Every line with the string "Saturday" should be gathered.

--- Start of RAW RECORDS ---

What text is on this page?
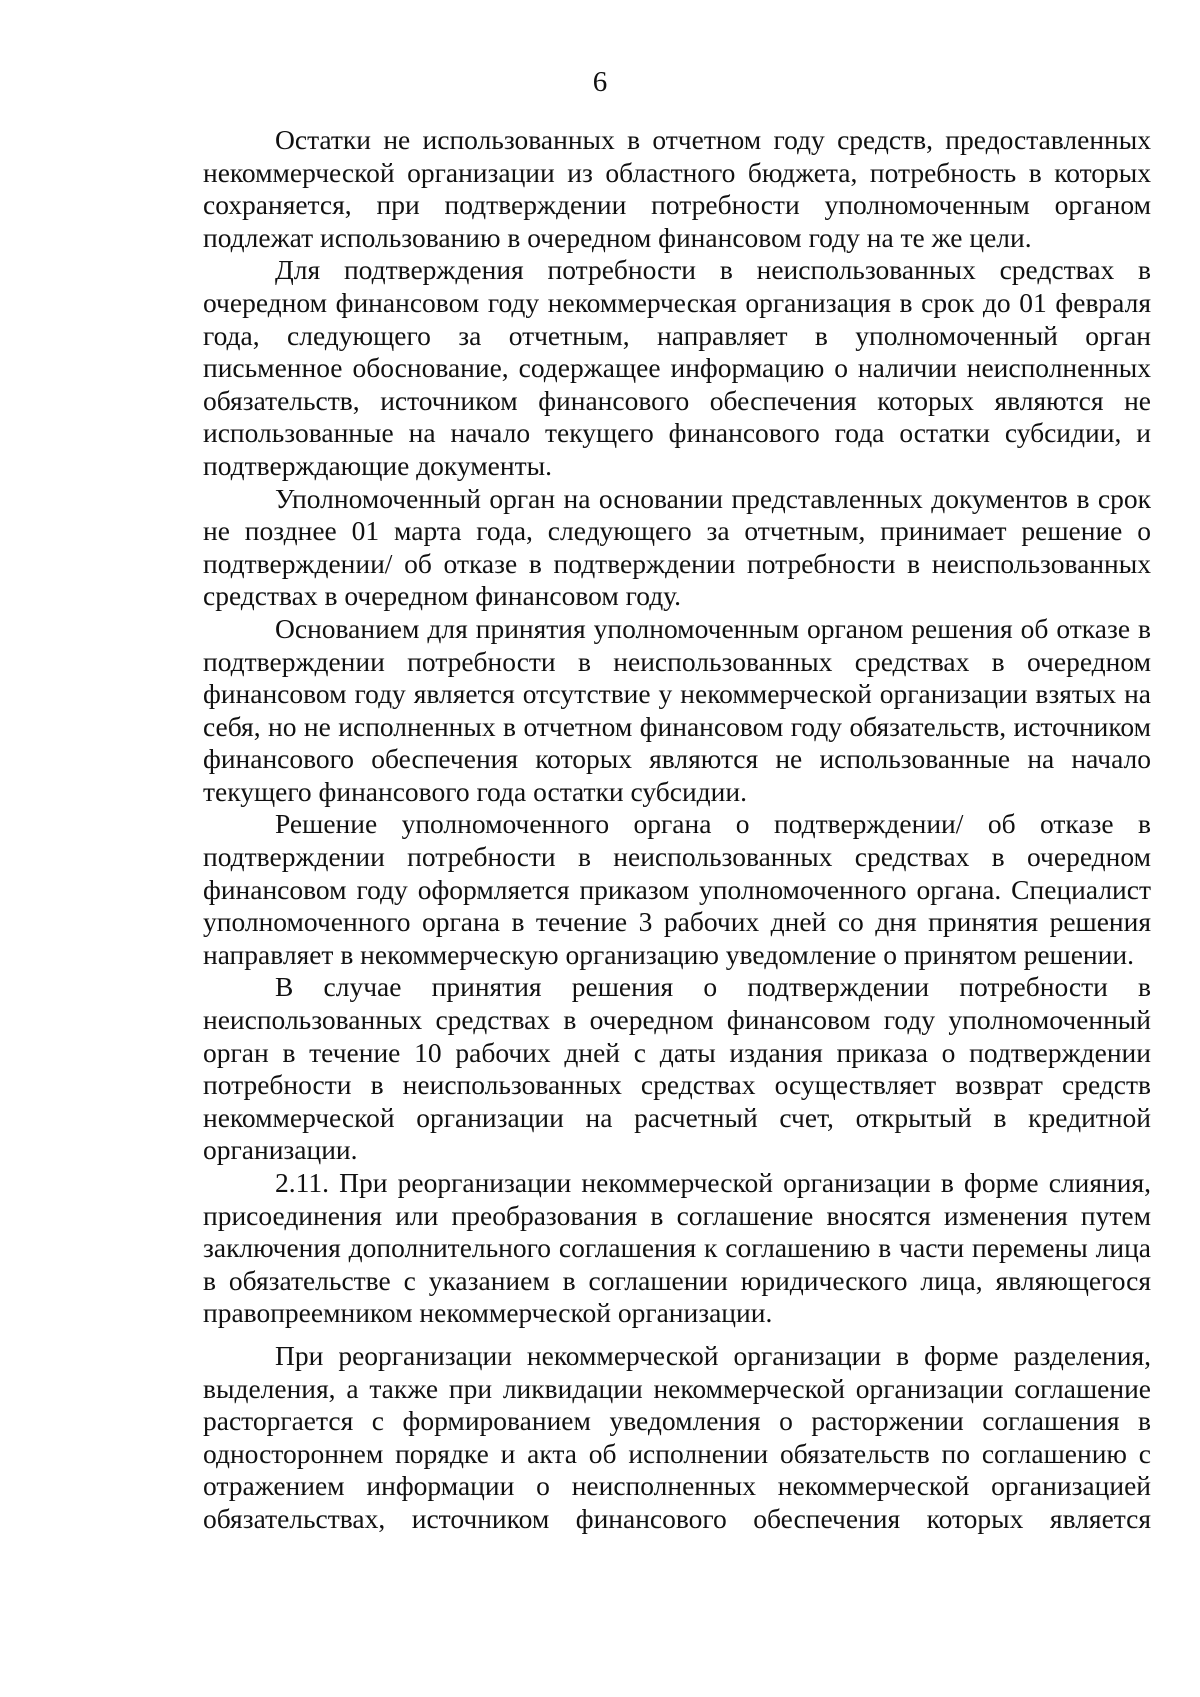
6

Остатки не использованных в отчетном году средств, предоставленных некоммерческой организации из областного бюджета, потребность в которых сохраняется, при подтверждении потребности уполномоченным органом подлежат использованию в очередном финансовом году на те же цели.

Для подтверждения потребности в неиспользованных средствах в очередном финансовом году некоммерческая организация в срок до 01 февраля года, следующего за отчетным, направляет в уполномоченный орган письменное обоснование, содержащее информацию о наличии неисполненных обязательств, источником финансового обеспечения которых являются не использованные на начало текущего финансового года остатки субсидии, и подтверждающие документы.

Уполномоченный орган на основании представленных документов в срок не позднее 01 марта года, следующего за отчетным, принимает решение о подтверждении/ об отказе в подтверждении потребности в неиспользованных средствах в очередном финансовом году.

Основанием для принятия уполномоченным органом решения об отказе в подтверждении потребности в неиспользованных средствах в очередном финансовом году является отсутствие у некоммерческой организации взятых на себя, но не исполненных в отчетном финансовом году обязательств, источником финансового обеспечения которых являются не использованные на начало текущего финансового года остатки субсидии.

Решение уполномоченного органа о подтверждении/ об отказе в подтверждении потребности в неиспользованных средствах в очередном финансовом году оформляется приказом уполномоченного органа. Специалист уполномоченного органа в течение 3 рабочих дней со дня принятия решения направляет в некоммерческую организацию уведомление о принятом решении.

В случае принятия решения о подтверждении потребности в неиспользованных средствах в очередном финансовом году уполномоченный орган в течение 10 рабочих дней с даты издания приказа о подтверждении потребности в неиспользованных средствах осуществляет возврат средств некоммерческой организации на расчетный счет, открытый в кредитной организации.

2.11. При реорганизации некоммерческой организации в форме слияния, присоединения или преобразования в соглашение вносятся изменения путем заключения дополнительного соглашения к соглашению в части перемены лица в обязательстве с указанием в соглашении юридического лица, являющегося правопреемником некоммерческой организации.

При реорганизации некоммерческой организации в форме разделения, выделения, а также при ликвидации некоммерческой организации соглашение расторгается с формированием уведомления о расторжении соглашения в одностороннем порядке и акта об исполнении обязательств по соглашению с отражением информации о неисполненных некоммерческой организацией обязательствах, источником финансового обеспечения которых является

--- End of RAW RECORDS ---
--- Start of RAW RECORDS ---

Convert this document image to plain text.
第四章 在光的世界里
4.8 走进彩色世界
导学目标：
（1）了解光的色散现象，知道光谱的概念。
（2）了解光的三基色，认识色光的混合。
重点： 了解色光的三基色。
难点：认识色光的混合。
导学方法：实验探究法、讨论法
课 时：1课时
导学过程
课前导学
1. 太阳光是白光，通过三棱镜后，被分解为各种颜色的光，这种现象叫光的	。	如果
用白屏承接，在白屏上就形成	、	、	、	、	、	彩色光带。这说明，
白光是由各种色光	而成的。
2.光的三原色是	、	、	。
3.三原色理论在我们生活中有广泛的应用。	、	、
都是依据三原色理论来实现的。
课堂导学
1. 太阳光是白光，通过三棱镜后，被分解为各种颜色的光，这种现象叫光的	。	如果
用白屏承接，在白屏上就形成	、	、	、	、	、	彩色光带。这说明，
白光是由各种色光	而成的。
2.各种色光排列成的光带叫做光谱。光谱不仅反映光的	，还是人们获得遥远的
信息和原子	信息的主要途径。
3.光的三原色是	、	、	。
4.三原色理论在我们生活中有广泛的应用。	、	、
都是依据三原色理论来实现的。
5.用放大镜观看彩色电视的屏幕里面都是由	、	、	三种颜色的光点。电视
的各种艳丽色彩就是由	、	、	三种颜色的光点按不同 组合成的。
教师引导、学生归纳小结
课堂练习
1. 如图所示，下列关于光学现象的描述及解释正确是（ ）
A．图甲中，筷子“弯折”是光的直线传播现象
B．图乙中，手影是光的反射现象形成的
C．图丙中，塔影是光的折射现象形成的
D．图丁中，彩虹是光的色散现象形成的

--- End of RAW RECORDS ---
--- Start of RAW RECORDS ---

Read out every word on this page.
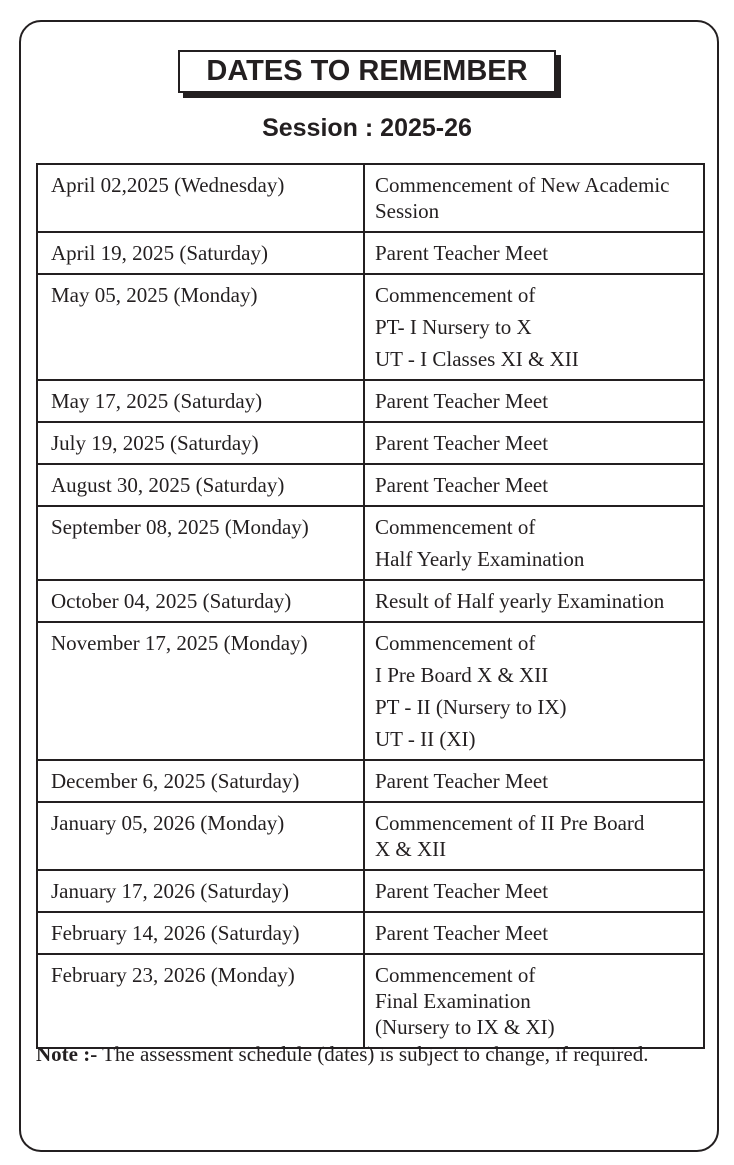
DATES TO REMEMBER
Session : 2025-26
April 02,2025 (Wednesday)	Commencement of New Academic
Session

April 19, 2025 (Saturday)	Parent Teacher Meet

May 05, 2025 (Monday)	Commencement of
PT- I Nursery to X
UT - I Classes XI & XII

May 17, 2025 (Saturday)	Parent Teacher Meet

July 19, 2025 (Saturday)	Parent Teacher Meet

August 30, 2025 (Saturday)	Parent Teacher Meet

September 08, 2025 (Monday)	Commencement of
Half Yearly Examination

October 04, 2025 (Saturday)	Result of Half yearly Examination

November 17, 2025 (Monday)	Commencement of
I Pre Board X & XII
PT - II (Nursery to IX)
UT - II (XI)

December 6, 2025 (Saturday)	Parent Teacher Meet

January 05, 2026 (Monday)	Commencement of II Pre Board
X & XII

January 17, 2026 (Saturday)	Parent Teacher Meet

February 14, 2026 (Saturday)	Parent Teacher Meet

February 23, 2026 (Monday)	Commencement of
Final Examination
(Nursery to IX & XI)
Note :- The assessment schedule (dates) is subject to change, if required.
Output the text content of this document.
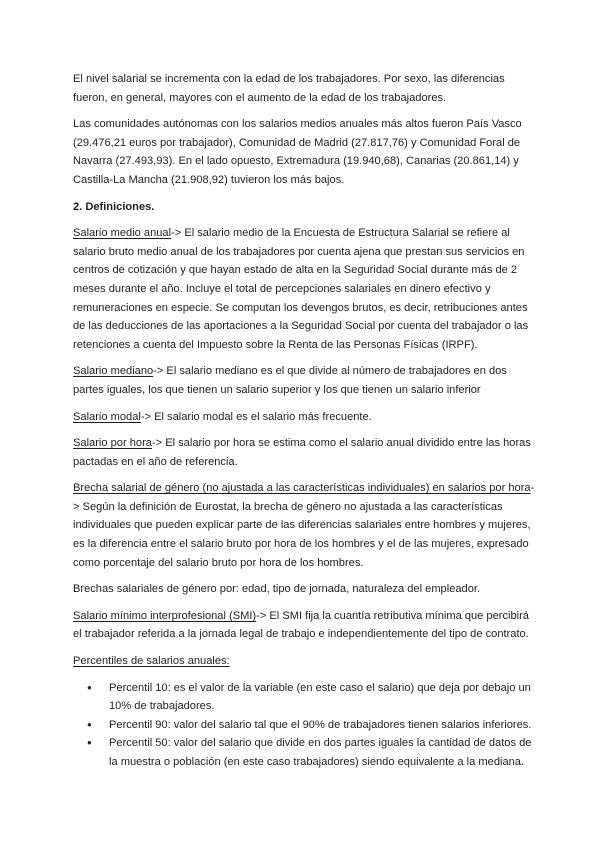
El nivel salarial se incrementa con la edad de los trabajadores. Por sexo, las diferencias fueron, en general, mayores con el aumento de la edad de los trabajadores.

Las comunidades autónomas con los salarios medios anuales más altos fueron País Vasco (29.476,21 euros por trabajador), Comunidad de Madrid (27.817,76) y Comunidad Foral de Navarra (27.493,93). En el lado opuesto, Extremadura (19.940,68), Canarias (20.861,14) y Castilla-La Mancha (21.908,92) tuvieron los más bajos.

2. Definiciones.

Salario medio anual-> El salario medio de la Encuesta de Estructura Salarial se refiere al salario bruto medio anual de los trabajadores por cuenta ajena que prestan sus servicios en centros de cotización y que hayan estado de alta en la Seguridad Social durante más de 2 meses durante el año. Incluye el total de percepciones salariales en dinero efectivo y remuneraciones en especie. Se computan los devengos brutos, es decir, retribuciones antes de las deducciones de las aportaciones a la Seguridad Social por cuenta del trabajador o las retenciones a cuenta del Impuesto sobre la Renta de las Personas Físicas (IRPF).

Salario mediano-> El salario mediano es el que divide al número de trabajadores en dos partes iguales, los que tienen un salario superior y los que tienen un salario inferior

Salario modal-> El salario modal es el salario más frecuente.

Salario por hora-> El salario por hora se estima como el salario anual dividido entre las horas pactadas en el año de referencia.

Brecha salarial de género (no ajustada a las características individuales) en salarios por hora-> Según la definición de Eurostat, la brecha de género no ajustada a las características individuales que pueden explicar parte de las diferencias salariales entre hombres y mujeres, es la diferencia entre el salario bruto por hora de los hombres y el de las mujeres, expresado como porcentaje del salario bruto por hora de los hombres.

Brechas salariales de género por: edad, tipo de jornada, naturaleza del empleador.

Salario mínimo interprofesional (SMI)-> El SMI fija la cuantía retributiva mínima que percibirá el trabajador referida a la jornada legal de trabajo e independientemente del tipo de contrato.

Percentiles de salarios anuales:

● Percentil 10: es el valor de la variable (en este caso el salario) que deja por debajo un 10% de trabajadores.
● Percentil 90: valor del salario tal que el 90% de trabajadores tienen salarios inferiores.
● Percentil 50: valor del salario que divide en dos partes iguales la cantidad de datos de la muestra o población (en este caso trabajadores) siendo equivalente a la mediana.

--- End of RAW RECORDS ---

• [EXERCISE ANSWER]:
April 19, 2025 (Saturday)	Parent Teacher Meet
May 17, 2025 (Saturday)	Parent Teacher Meet
July 19, 2025 (Saturday)	Parent Teacher Meet
August 30, 2025 (Saturday)	Parent Teacher Meet
October 04, 2025 (Saturday)	Result of Half yearly Examination
December 6, 2025 (Saturday)	Parent Teacher Meet
January 17, 2026 (Saturday)	Parent Teacher Meet
February 14, 2026 (Saturday)	Parent Teacher Meet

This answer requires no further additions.